(TO BE DONE) Lines that hold the word "from" should be located and copied.

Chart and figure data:
################
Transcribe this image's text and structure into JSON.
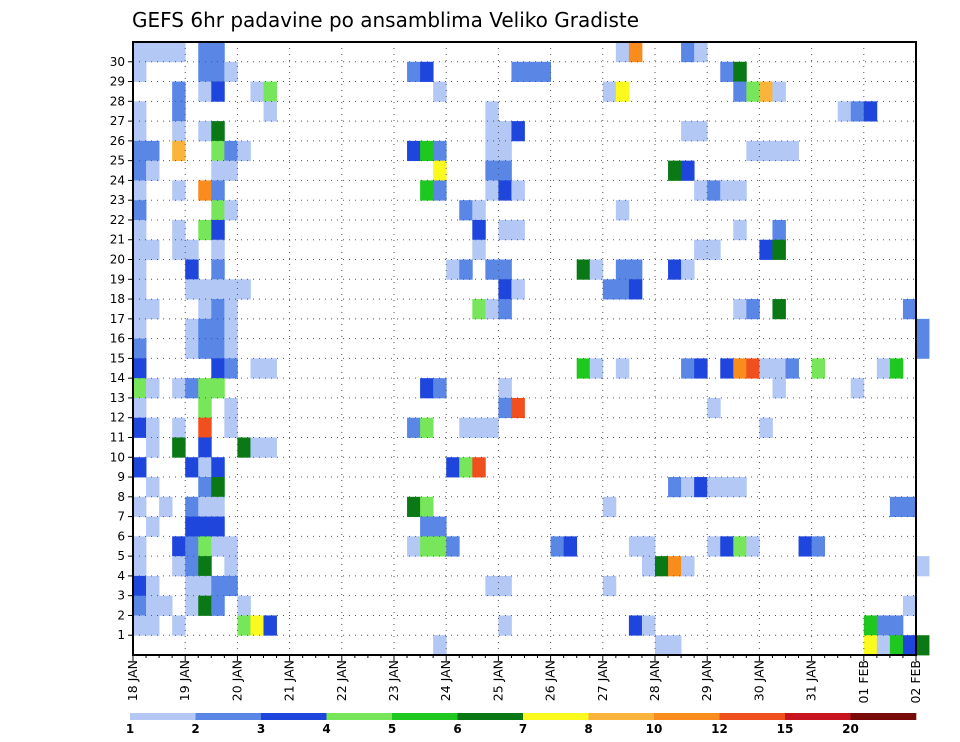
{
  "chart_data": {
    "type": "heatmap",
    "title": "GEFS 6hr padavine po ansamblima Veliko Gradiste",
    "y_categories": [
      "1",
      "2",
      "3",
      "4",
      "5",
      "6",
      "7",
      "8",
      "9",
      "10",
      "11",
      "12",
      "13",
      "14",
      "15",
      "16",
      "17",
      "18",
      "19",
      "20",
      "21",
      "22",
      "23",
      "24",
      "25",
      "26",
      "27",
      "28",
      "29",
      "30"
    ],
    "x_ticks": [
      "18 JAN",
      "19 JAN",
      "20 JAN",
      "21 JAN",
      "22 JAN",
      "23 JAN",
      "24 JAN",
      "25 JAN",
      "26 JAN",
      "27 JAN",
      "28 JAN",
      "29 JAN",
      "30 JAN",
      "31 JAN",
      "01 FEB",
      "02 FEB"
    ],
    "x_range": [
      "18 JAN 00Z",
      "02 FEB 00Z"
    ],
    "time_step_hours": 6,
    "colorbar": {
      "ticks": [
        "1",
        "2",
        "3",
        "4",
        "5",
        "6",
        "7",
        "8",
        "10",
        "12",
        "15",
        "20"
      ],
      "bins": [
        {
          "from": 1,
          "to": 2,
          "color": "#b4c8f5"
        },
        {
          "from": 2,
          "to": 3,
          "color": "#5a87e6"
        },
        {
          "from": 3,
          "to": 4,
          "color": "#1e46dc"
        },
        {
          "from": 4,
          "to": 5,
          "color": "#78e65a"
        },
        {
          "from": 5,
          "to": 6,
          "color": "#1ec81e"
        },
        {
          "from": 6,
          "to": 7,
          "color": "#0a7814"
        },
        {
          "from": 7,
          "to": 8,
          "color": "#fafa1e"
        },
        {
          "from": 8,
          "to": 10,
          "color": "#fab43c"
        },
        {
          "from": 10,
          "to": 12,
          "color": "#fa8c1e"
        },
        {
          "from": 12,
          "to": 15,
          "color": "#f0501e"
        },
        {
          "from": 15,
          "to": 20,
          "color": "#c8141e"
        },
        {
          "from": 20,
          "to": 30,
          "color": "#780a0a"
        }
      ]
    },
    "cells_format": "[member, time_step_index, colorbar_bin_index]",
    "cells": [
      [
        30,
        0,
        0
      ],
      [
        30,
        1,
        0
      ],
      [
        30,
        2,
        0
      ],
      [
        30,
        3,
        0
      ],
      [
        30,
        5,
        1
      ],
      [
        30,
        6,
        1
      ],
      [
        30,
        37,
        0
      ],
      [
        30,
        38,
        8
      ],
      [
        30,
        42,
        1
      ],
      [
        30,
        43,
        0
      ],
      [
        29,
        0,
        0
      ],
      [
        29,
        5,
        1
      ],
      [
        29,
        6,
        1
      ],
      [
        29,
        7,
        0
      ],
      [
        29,
        21,
        1
      ],
      [
        29,
        22,
        2
      ],
      [
        29,
        29,
        1
      ],
      [
        29,
        30,
        1
      ],
      [
        29,
        31,
        1
      ],
      [
        29,
        45,
        1
      ],
      [
        29,
        46,
        5
      ],
      [
        28,
        3,
        1
      ],
      [
        28,
        5,
        0
      ],
      [
        28,
        6,
        2
      ],
      [
        28,
        9,
        0
      ],
      [
        28,
        10,
        3
      ],
      [
        28,
        23,
        0
      ],
      [
        28,
        36,
        0
      ],
      [
        28,
        37,
        6
      ],
      [
        28,
        46,
        1
      ],
      [
        28,
        47,
        3
      ],
      [
        28,
        48,
        7
      ],
      [
        28,
        49,
        0
      ],
      [
        27,
        0,
        0
      ],
      [
        27,
        3,
        1
      ],
      [
        27,
        10,
        0
      ],
      [
        27,
        27,
        0
      ],
      [
        27,
        54,
        0
      ],
      [
        27,
        55,
        1
      ],
      [
        27,
        56,
        2
      ],
      [
        26,
        0,
        0
      ],
      [
        26,
        3,
        0
      ],
      [
        26,
        5,
        0
      ],
      [
        26,
        6,
        5
      ],
      [
        26,
        27,
        0
      ],
      [
        26,
        28,
        0
      ],
      [
        26,
        29,
        2
      ],
      [
        26,
        42,
        0
      ],
      [
        26,
        43,
        0
      ],
      [
        25,
        0,
        1
      ],
      [
        25,
        1,
        1
      ],
      [
        25,
        3,
        7
      ],
      [
        25,
        6,
        3
      ],
      [
        25,
        7,
        1
      ],
      [
        25,
        8,
        0
      ],
      [
        25,
        21,
        2
      ],
      [
        25,
        22,
        4
      ],
      [
        25,
        23,
        1
      ],
      [
        25,
        27,
        0
      ],
      [
        25,
        28,
        0
      ],
      [
        25,
        47,
        0
      ],
      [
        25,
        48,
        0
      ],
      [
        25,
        49,
        0
      ],
      [
        25,
        50,
        0
      ],
      [
        24,
        0,
        1
      ],
      [
        24,
        1,
        0
      ],
      [
        24,
        6,
        0
      ],
      [
        24,
        7,
        0
      ],
      [
        24,
        23,
        6
      ],
      [
        24,
        27,
        1
      ],
      [
        24,
        28,
        1
      ],
      [
        24,
        41,
        5
      ],
      [
        24,
        42,
        2
      ],
      [
        23,
        0,
        0
      ],
      [
        23,
        3,
        0
      ],
      [
        23,
        5,
        8
      ],
      [
        23,
        6,
        1
      ],
      [
        23,
        22,
        4
      ],
      [
        23,
        23,
        1
      ],
      [
        23,
        27,
        0
      ],
      [
        23,
        28,
        2
      ],
      [
        23,
        29,
        0
      ],
      [
        23,
        43,
        0
      ],
      [
        23,
        44,
        1
      ],
      [
        23,
        45,
        0
      ],
      [
        23,
        46,
        0
      ],
      [
        22,
        0,
        1
      ],
      [
        22,
        6,
        3
      ],
      [
        22,
        7,
        0
      ],
      [
        22,
        25,
        1
      ],
      [
        22,
        26,
        0
      ],
      [
        22,
        37,
        0
      ],
      [
        21,
        0,
        0
      ],
      [
        21,
        3,
        0
      ],
      [
        21,
        5,
        3
      ],
      [
        21,
        6,
        2
      ],
      [
        21,
        26,
        2
      ],
      [
        21,
        28,
        0
      ],
      [
        21,
        29,
        0
      ],
      [
        21,
        46,
        0
      ],
      [
        21,
        49,
        1
      ],
      [
        20,
        0,
        0
      ],
      [
        20,
        1,
        0
      ],
      [
        20,
        3,
        0
      ],
      [
        20,
        4,
        0
      ],
      [
        20,
        6,
        0
      ],
      [
        20,
        26,
        0
      ],
      [
        20,
        43,
        0
      ],
      [
        20,
        44,
        0
      ],
      [
        20,
        48,
        2
      ],
      [
        20,
        49,
        5
      ],
      [
        19,
        0,
        0
      ],
      [
        19,
        4,
        2
      ],
      [
        19,
        6,
        1
      ],
      [
        19,
        24,
        0
      ],
      [
        19,
        25,
        1
      ],
      [
        19,
        27,
        1
      ],
      [
        19,
        28,
        1
      ],
      [
        19,
        34,
        5
      ],
      [
        19,
        35,
        0
      ],
      [
        19,
        37,
        1
      ],
      [
        19,
        38,
        1
      ],
      [
        19,
        41,
        2
      ],
      [
        19,
        42,
        0
      ],
      [
        18,
        0,
        0
      ],
      [
        18,
        4,
        0
      ],
      [
        18,
        5,
        0
      ],
      [
        18,
        6,
        0
      ],
      [
        18,
        7,
        0
      ],
      [
        18,
        8,
        0
      ],
      [
        18,
        28,
        2
      ],
      [
        18,
        29,
        0
      ],
      [
        18,
        36,
        1
      ],
      [
        18,
        37,
        1
      ],
      [
        18,
        38,
        2
      ],
      [
        17,
        0,
        0
      ],
      [
        17,
        1,
        0
      ],
      [
        17,
        5,
        0
      ],
      [
        17,
        6,
        1
      ],
      [
        17,
        7,
        0
      ],
      [
        17,
        26,
        3
      ],
      [
        17,
        27,
        0
      ],
      [
        17,
        28,
        1
      ],
      [
        17,
        46,
        0
      ],
      [
        17,
        47,
        1
      ],
      [
        17,
        49,
        5
      ],
      [
        17,
        59,
        1
      ],
      [
        16,
        0,
        0
      ],
      [
        16,
        4,
        0
      ],
      [
        16,
        5,
        1
      ],
      [
        16,
        6,
        1
      ],
      [
        16,
        7,
        0
      ],
      [
        16,
        60,
        1
      ],
      [
        15,
        0,
        1
      ],
      [
        15,
        4,
        0
      ],
      [
        15,
        5,
        1
      ],
      [
        15,
        6,
        1
      ],
      [
        15,
        7,
        0
      ],
      [
        15,
        60,
        1
      ],
      [
        14,
        0,
        2
      ],
      [
        14,
        6,
        2
      ],
      [
        14,
        7,
        1
      ],
      [
        14,
        9,
        0
      ],
      [
        14,
        10,
        0
      ],
      [
        14,
        34,
        4
      ],
      [
        14,
        35,
        0
      ],
      [
        14,
        37,
        0
      ],
      [
        14,
        42,
        1
      ],
      [
        14,
        43,
        2
      ],
      [
        14,
        45,
        2
      ],
      [
        14,
        46,
        8
      ],
      [
        14,
        47,
        9
      ],
      [
        14,
        48,
        0
      ],
      [
        14,
        49,
        0
      ],
      [
        14,
        50,
        1
      ],
      [
        14,
        52,
        3
      ],
      [
        14,
        57,
        0
      ],
      [
        14,
        58,
        4
      ],
      [
        13,
        0,
        3
      ],
      [
        13,
        1,
        0
      ],
      [
        13,
        3,
        0
      ],
      [
        13,
        4,
        1
      ],
      [
        13,
        5,
        3
      ],
      [
        13,
        6,
        3
      ],
      [
        13,
        22,
        2
      ],
      [
        13,
        23,
        1
      ],
      [
        13,
        28,
        0
      ],
      [
        13,
        49,
        0
      ],
      [
        13,
        55,
        0
      ],
      [
        12,
        0,
        0
      ],
      [
        12,
        5,
        3
      ],
      [
        12,
        7,
        0
      ],
      [
        12,
        28,
        1
      ],
      [
        12,
        29,
        9
      ],
      [
        12,
        44,
        0
      ],
      [
        11,
        0,
        2
      ],
      [
        11,
        1,
        0
      ],
      [
        11,
        3,
        0
      ],
      [
        11,
        5,
        9
      ],
      [
        11,
        7,
        0
      ],
      [
        11,
        21,
        1
      ],
      [
        11,
        22,
        3
      ],
      [
        11,
        25,
        0
      ],
      [
        11,
        26,
        0
      ],
      [
        11,
        27,
        0
      ],
      [
        11,
        48,
        0
      ],
      [
        10,
        1,
        0
      ],
      [
        10,
        3,
        5
      ],
      [
        10,
        5,
        2
      ],
      [
        10,
        8,
        5
      ],
      [
        10,
        9,
        0
      ],
      [
        10,
        10,
        0
      ],
      [
        9,
        0,
        2
      ],
      [
        9,
        4,
        2
      ],
      [
        9,
        5,
        0
      ],
      [
        9,
        6,
        2
      ],
      [
        9,
        24,
        2
      ],
      [
        9,
        25,
        3
      ],
      [
        9,
        26,
        9
      ],
      [
        8,
        1,
        0
      ],
      [
        8,
        5,
        1
      ],
      [
        8,
        6,
        5
      ],
      [
        8,
        41,
        1
      ],
      [
        8,
        42,
        0
      ],
      [
        8,
        43,
        2
      ],
      [
        8,
        44,
        0
      ],
      [
        8,
        45,
        0
      ],
      [
        8,
        46,
        0
      ],
      [
        7,
        0,
        0
      ],
      [
        7,
        2,
        0
      ],
      [
        7,
        4,
        1
      ],
      [
        7,
        5,
        0
      ],
      [
        7,
        6,
        0
      ],
      [
        7,
        21,
        5
      ],
      [
        7,
        22,
        3
      ],
      [
        7,
        36,
        0
      ],
      [
        7,
        58,
        1
      ],
      [
        7,
        59,
        1
      ],
      [
        6,
        1,
        0
      ],
      [
        6,
        4,
        2
      ],
      [
        6,
        5,
        2
      ],
      [
        6,
        6,
        2
      ],
      [
        6,
        22,
        1
      ],
      [
        6,
        23,
        1
      ],
      [
        5,
        0,
        0
      ],
      [
        5,
        3,
        2
      ],
      [
        5,
        4,
        1
      ],
      [
        5,
        5,
        3
      ],
      [
        5,
        6,
        0
      ],
      [
        5,
        7,
        0
      ],
      [
        5,
        21,
        0
      ],
      [
        5,
        22,
        3
      ],
      [
        5,
        23,
        3
      ],
      [
        5,
        24,
        1
      ],
      [
        5,
        32,
        1
      ],
      [
        5,
        33,
        2
      ],
      [
        5,
        38,
        0
      ],
      [
        5,
        39,
        0
      ],
      [
        5,
        44,
        0
      ],
      [
        5,
        45,
        2
      ],
      [
        5,
        46,
        3
      ],
      [
        5,
        47,
        0
      ],
      [
        5,
        51,
        2
      ],
      [
        5,
        52,
        1
      ],
      [
        4,
        0,
        0
      ],
      [
        4,
        3,
        0
      ],
      [
        4,
        4,
        1
      ],
      [
        4,
        5,
        5
      ],
      [
        4,
        7,
        0
      ],
      [
        4,
        39,
        0
      ],
      [
        4,
        40,
        5
      ],
      [
        4,
        41,
        8
      ],
      [
        4,
        42,
        0
      ],
      [
        4,
        60,
        0
      ],
      [
        3,
        0,
        2
      ],
      [
        3,
        1,
        0
      ],
      [
        3,
        4,
        0
      ],
      [
        3,
        5,
        0
      ],
      [
        3,
        6,
        1
      ],
      [
        3,
        7,
        1
      ],
      [
        3,
        27,
        0
      ],
      [
        3,
        28,
        0
      ],
      [
        3,
        36,
        0
      ],
      [
        2,
        0,
        1
      ],
      [
        2,
        1,
        0
      ],
      [
        2,
        2,
        0
      ],
      [
        2,
        4,
        0
      ],
      [
        2,
        5,
        5
      ],
      [
        2,
        6,
        1
      ],
      [
        2,
        8,
        0
      ],
      [
        2,
        59,
        0
      ],
      [
        1,
        0,
        0
      ],
      [
        1,
        1,
        0
      ],
      [
        1,
        3,
        0
      ],
      [
        1,
        8,
        3
      ],
      [
        1,
        9,
        6
      ],
      [
        1,
        10,
        2
      ],
      [
        1,
        28,
        0
      ],
      [
        1,
        38,
        2
      ],
      [
        1,
        39,
        0
      ],
      [
        1,
        56,
        4
      ],
      [
        1,
        57,
        1
      ],
      [
        1,
        58,
        1
      ],
      [
        0,
        23,
        0
      ],
      [
        0,
        40,
        0
      ],
      [
        0,
        41,
        0
      ],
      [
        0,
        56,
        6
      ],
      [
        0,
        57,
        0
      ],
      [
        0,
        58,
        4
      ],
      [
        0,
        59,
        2
      ],
      [
        0,
        60,
        5
      ]
    ]
  }
}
################
(WORKED ANSWER)
          "from": 1,
          "from": 2,
          "from": 3,
          "from": 4,
          "from": 5,
          "from": 6,
          "from": 7,
          "from": 8,
          "from": 10,
          "from": 12,
          "from": 15,
          "from": 20,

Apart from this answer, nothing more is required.